Do this => Strip the pictures and reproduce the rest of the listing exactly.

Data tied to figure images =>

· · ·

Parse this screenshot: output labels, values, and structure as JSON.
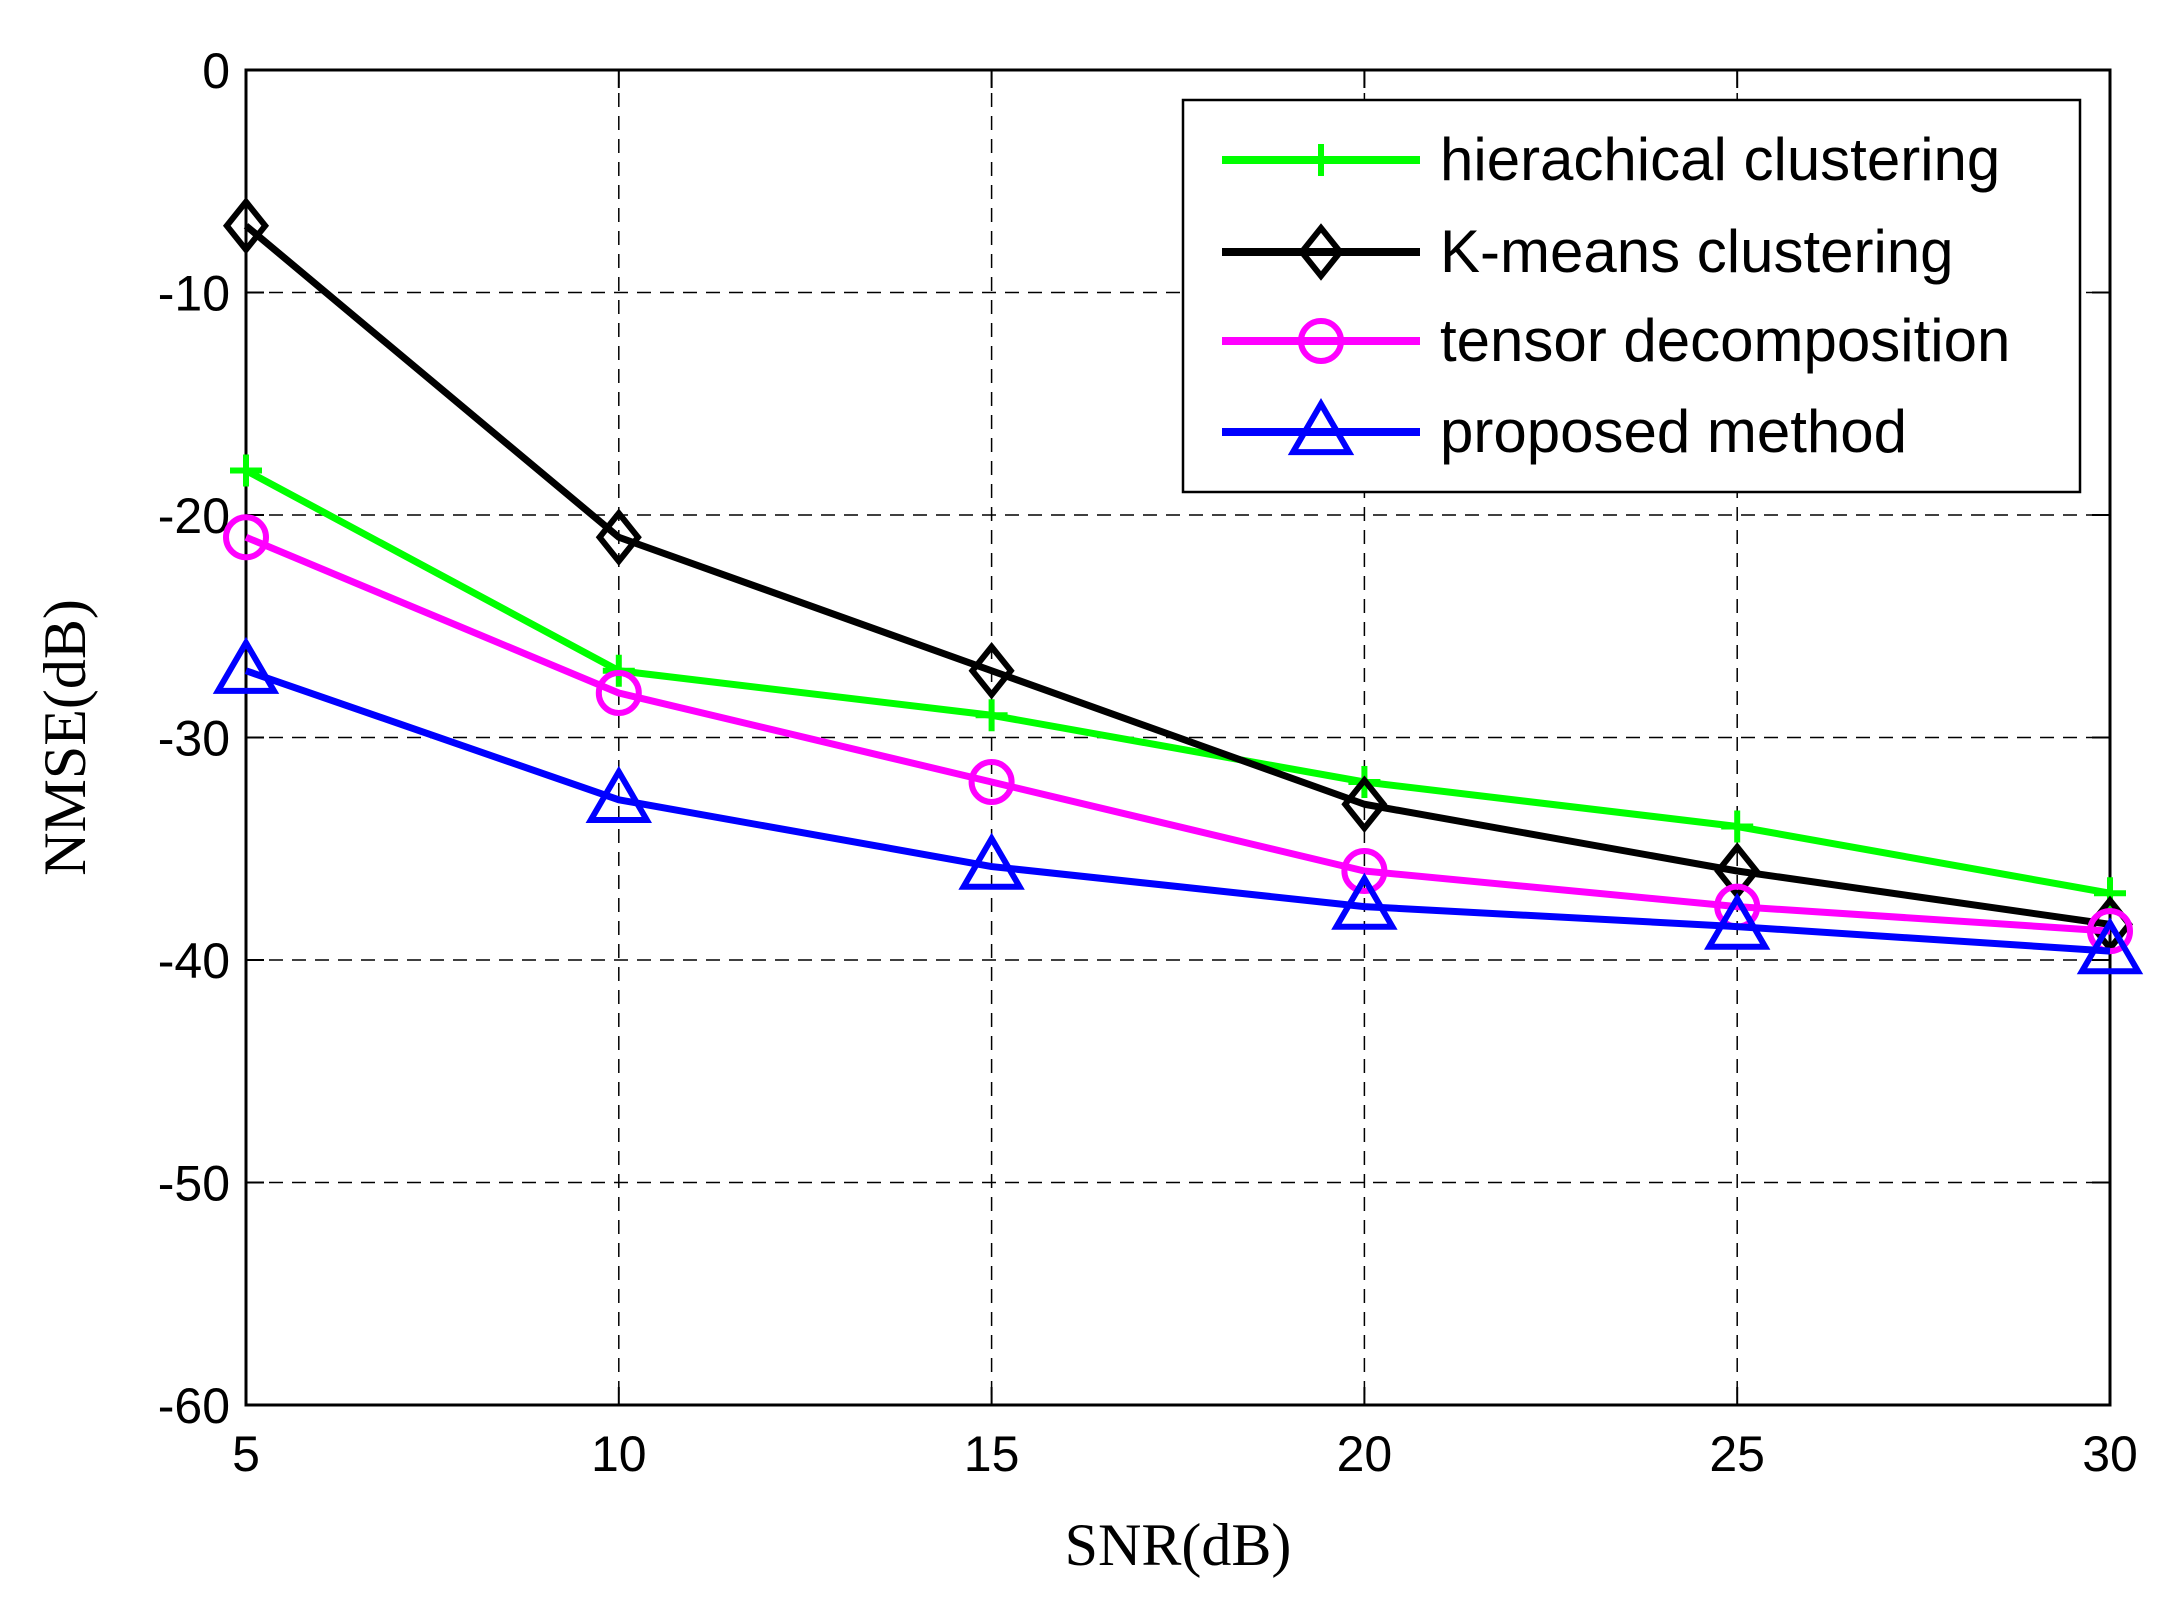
{
  "chart_data": {
    "type": "line",
    "title": "",
    "xlabel": "SNR(dB)",
    "ylabel": "NMSE(dB)",
    "xlim": [
      5,
      30
    ],
    "ylim": [
      -60,
      0
    ],
    "xticks": [
      5,
      10,
      15,
      20,
      25,
      30
    ],
    "yticks": [
      0,
      -10,
      -20,
      -30,
      -40,
      -50,
      -60
    ],
    "xtick_labels": [
      "5",
      "10",
      "15",
      "20",
      "25",
      "30"
    ],
    "ytick_labels": [
      "0",
      "-10",
      "-20",
      "-30",
      "-40",
      "-50",
      "-60"
    ],
    "grid": true,
    "legend_position": "top-right",
    "x": [
      5,
      10,
      15,
      20,
      25,
      30
    ],
    "series": [
      {
        "name": "hierachical clustering",
        "values": [
          -18,
          -27,
          -29,
          -32,
          -34,
          -37
        ],
        "color": "#00ff00",
        "marker": "plus"
      },
      {
        "name": "K-means clustering",
        "values": [
          -7,
          -21,
          -27,
          -33,
          -36,
          -38.4
        ],
        "color": "#000000",
        "marker": "diamond"
      },
      {
        "name": "tensor decomposition",
        "values": [
          -21,
          -28,
          -32,
          -36,
          -37.6,
          -38.7
        ],
        "color": "#ff00ff",
        "marker": "circle"
      },
      {
        "name": "proposed method",
        "values": [
          -27,
          -32.8,
          -35.8,
          -37.6,
          -38.5,
          -39.6
        ],
        "color": "#0000ff",
        "marker": "triangle"
      }
    ]
  }
}
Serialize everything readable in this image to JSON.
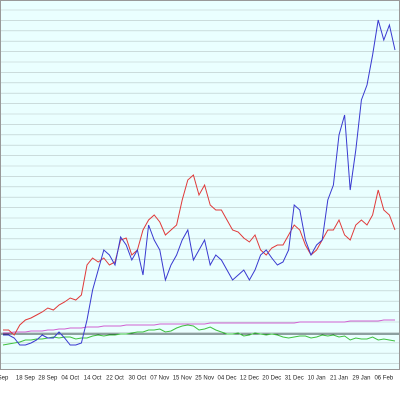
{
  "chart_data": {
    "type": "line",
    "categories": [
      "Sep",
      null,
      null,
      null,
      "18 Sep",
      null,
      null,
      null,
      "28 Sep",
      null,
      null,
      null,
      "04 Oct",
      null,
      null,
      null,
      "14 Oct",
      null,
      null,
      null,
      "22 Oct",
      null,
      null,
      null,
      "30 Oct",
      null,
      null,
      null,
      "07 Nov",
      null,
      null,
      null,
      "15 Nov",
      null,
      null,
      null,
      "25 Nov",
      null,
      null,
      null,
      "04 Dec",
      null,
      null,
      null,
      "12 Dec",
      null,
      null,
      null,
      "20 Dec",
      null,
      null,
      null,
      "31 Dec",
      null,
      null,
      null,
      "10 Jan",
      null,
      null,
      null,
      "21 Jan",
      null,
      null,
      null,
      "29 Jan",
      null,
      null,
      null,
      "06 Feb",
      null,
      null
    ],
    "series": [
      {
        "color": "#3a3ad0",
        "values": [
          35,
          35,
          32,
          25,
          25,
          27,
          30,
          35,
          32,
          32,
          38,
          32,
          25,
          25,
          27,
          50,
          80,
          100,
          120,
          115,
          105,
          133,
          125,
          110,
          120,
          95,
          145,
          130,
          120,
          90,
          105,
          115,
          130,
          140,
          110,
          120,
          130,
          105,
          115,
          110,
          100,
          90,
          95,
          100,
          90,
          100,
          115,
          120,
          112,
          105,
          108,
          120,
          165,
          160,
          130,
          115,
          125,
          130,
          170,
          185,
          235,
          255,
          180,
          220,
          270,
          285,
          315,
          350,
          330,
          345,
          320
        ]
      },
      {
        "color": "#e03a3a",
        "values": [
          40,
          40,
          35,
          45,
          50,
          52,
          55,
          58,
          62,
          60,
          65,
          68,
          72,
          70,
          75,
          105,
          112,
          108,
          112,
          105,
          108,
          130,
          132,
          115,
          120,
          140,
          150,
          155,
          148,
          135,
          140,
          145,
          170,
          190,
          195,
          175,
          185,
          165,
          160,
          160,
          150,
          140,
          138,
          132,
          128,
          135,
          120,
          115,
          122,
          125,
          125,
          135,
          145,
          140,
          125,
          115,
          120,
          130,
          140,
          140,
          150,
          135,
          130,
          145,
          150,
          145,
          155,
          180,
          160,
          155,
          140
        ]
      },
      {
        "color": "#d060d0",
        "values": [
          37,
          37,
          38,
          38,
          38,
          39,
          39,
          39,
          40,
          40,
          41,
          41,
          42,
          42,
          42,
          43,
          43,
          43,
          44,
          44,
          44,
          44,
          45,
          45,
          45,
          45,
          45,
          45,
          46,
          46,
          46,
          46,
          46,
          46,
          46,
          46,
          46,
          47,
          47,
          47,
          47,
          47,
          47,
          47,
          47,
          47,
          47,
          47,
          47,
          47,
          47,
          47,
          47,
          48,
          48,
          48,
          48,
          48,
          48,
          48,
          48,
          48,
          49,
          49,
          49,
          49,
          49,
          49,
          50,
          50,
          50
        ]
      },
      {
        "color": "#40c040",
        "values": [
          25,
          26,
          27,
          28,
          30,
          30,
          31,
          31,
          32,
          33,
          32,
          33,
          33,
          31,
          32,
          32,
          34,
          35,
          34,
          35,
          35,
          36,
          36,
          37,
          38,
          38,
          40,
          40,
          41,
          38,
          39,
          42,
          44,
          45,
          44,
          40,
          41,
          43,
          40,
          38,
          36,
          36,
          37,
          34,
          35,
          37,
          36,
          35,
          36,
          35,
          33,
          32,
          33,
          34,
          34,
          32,
          33,
          35,
          34,
          35,
          33,
          34,
          30,
          32,
          31,
          31,
          33,
          30,
          31,
          30,
          29
        ]
      }
    ],
    "hline": {
      "value": 36,
      "color": "#304040"
    },
    "ylim": [
      0,
      370
    ],
    "grid": true
  }
}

· · ·

Exercise output =>
Parse this screenshot: output labels, values, and structure as JSON.
{
  "chart_data": {
    "type": "line",
    "title": "",
    "xlabel": "SNR(dB)",
    "ylabel": "NMSE(dB)",
    "xlim": [
      5,
      30
    ],
    "ylim": [
      -60,
      0
    ],
    "xticks": [
      5,
      10,
      15,
      20,
      25,
      30
    ],
    "yticks": [
      0,
      -10,
      -20,
      -30,
      -40,
      -50,
      -60
    ],
    "xtick_labels": [
      "5",
      "10",
      "15",
      "20",
      "25",
      "30"
    ],
    "ytick_labels": [
      "0",
      "-10",
      "-20",
      "-30",
      "-40",
      "-50",
      "-60"
    ],
    "grid": true,
    "legend_position": "top-right",
    "x": [
      5,
      10,
      15,
      20,
      25,
      30
    ],
    "series": [
      {
        "name": "hierachical clustering",
        "values": [
          -18,
          -27,
          -29,
          -32,
          -34,
          -37
        ],
        "color": "#00ff00",
        "marker": "plus"
      },
      {
        "name": "K-means clustering",
        "values": [
          -7,
          -21,
          -27,
          -33,
          -36,
          -38.4
        ],
        "color": "#000000",
        "marker": "diamond"
      },
      {
        "name": "tensor decomposition",
        "values": [
          -21,
          -28,
          -32,
          -36,
          -37.6,
          -38.7
        ],
        "color": "#ff00ff",
        "marker": "circle"
      },
      {
        "name": "proposed method",
        "values": [
          -27,
          -32.8,
          -35.8,
          -37.6,
          -38.5,
          -39.6
        ],
        "color": "#0000ff",
        "marker": "triangle"
      }
    ]
  }
}
Serialize everything readable in this image to JSON.
{
  "chart_data": {
    "type": "line",
    "categories": [
      "Sep",
      null,
      null,
      null,
      "18 Sep",
      null,
      null,
      null,
      "28 Sep",
      null,
      null,
      null,
      "04 Oct",
      null,
      null,
      null,
      "14 Oct",
      null,
      null,
      null,
      "22 Oct",
      null,
      null,
      null,
      "30 Oct",
      null,
      null,
      null,
      "07 Nov",
      null,
      null,
      null,
      "15 Nov",
      null,
      null,
      null,
      "25 Nov",
      null,
      null,
      null,
      "04 Dec",
      null,
      null,
      null,
      "12 Dec",
      null,
      null,
      null,
      "20 Dec",
      null,
      null,
      null,
      "31 Dec",
      null,
      null,
      null,
      "10 Jan",
      null,
      null,
      null,
      "21 Jan",
      null,
      null,
      null,
      "29 Jan",
      null,
      null,
      null,
      "06 Feb",
      null,
      null
    ],
    "series": [
      {
        "color": "#3a3ad0",
        "values": [
          35,
          35,
          32,
          25,
          25,
          27,
          30,
          35,
          32,
          32,
          38,
          32,
          25,
          25,
          27,
          50,
          80,
          100,
          120,
          115,
          105,
          133,
          125,
          110,
          120,
          95,
          145,
          130,
          120,
          90,
          105,
          115,
          130,
          140,
          110,
          120,
          130,
          105,
          115,
          110,
          100,
          90,
          95,
          100,
          90,
          100,
          115,
          120,
          112,
          105,
          108,
          120,
          165,
          160,
          130,
          115,
          125,
          130,
          170,
          185,
          235,
          255,
          180,
          220,
          270,
          285,
          315,
          350,
          330,
          345,
          320
        ]
      },
      {
        "color": "#e03a3a",
        "values": [
          40,
          40,
          35,
          45,
          50,
          52,
          55,
          58,
          62,
          60,
          65,
          68,
          72,
          70,
          75,
          105,
          112,
          108,
          112,
          105,
          108,
          130,
          132,
          115,
          120,
          140,
          150,
          155,
          148,
          135,
          140,
          145,
          170,
          190,
          195,
          175,
          185,
          165,
          160,
          160,
          150,
          140,
          138,
          132,
          128,
          135,
          120,
          115,
          122,
          125,
          125,
          135,
          145,
          140,
          125,
          115,
          120,
          130,
          140,
          140,
          150,
          135,
          130,
          145,
          150,
          145,
          155,
          180,
          160,
          155,
          140
        ]
      },
      {
        "color": "#d060d0",
        "values": [
          37,
          37,
          38,
          38,
          38,
          39,
          39,
          39,
          40,
          40,
          41,
          41,
          42,
          42,
          42,
          43,
          43,
          43,
          44,
          44,
          44,
          44,
          45,
          45,
          45,
          45,
          45,
          45,
          46,
          46,
          46,
          46,
          46,
          46,
          46,
          46,
          46,
          47,
          47,
          47,
          47,
          47,
          47,
          47,
          47,
          47,
          47,
          47,
          47,
          47,
          47,
          47,
          47,
          48,
          48,
          48,
          48,
          48,
          48,
          48,
          48,
          48,
          49,
          49,
          49,
          49,
          49,
          49,
          50,
          50,
          50
        ]
      },
      {
        "color": "#40c040",
        "values": [
          25,
          26,
          27,
          28,
          30,
          30,
          31,
          31,
          32,
          33,
          32,
          33,
          33,
          31,
          32,
          32,
          34,
          35,
          34,
          35,
          35,
          36,
          36,
          37,
          38,
          38,
          40,
          40,
          41,
          38,
          39,
          42,
          44,
          45,
          44,
          40,
          41,
          43,
          40,
          38,
          36,
          36,
          37,
          34,
          35,
          37,
          36,
          35,
          36,
          35,
          33,
          32,
          33,
          34,
          34,
          32,
          33,
          35,
          34,
          35,
          33,
          34,
          30,
          32,
          31,
          31,
          33,
          30,
          31,
          30,
          29
        ]
      }
    ],
    "hline": {
      "value": 36,
      "color": "#304040"
    },
    "ylim": [
      0,
      370
    ],
    "grid": true
  }
}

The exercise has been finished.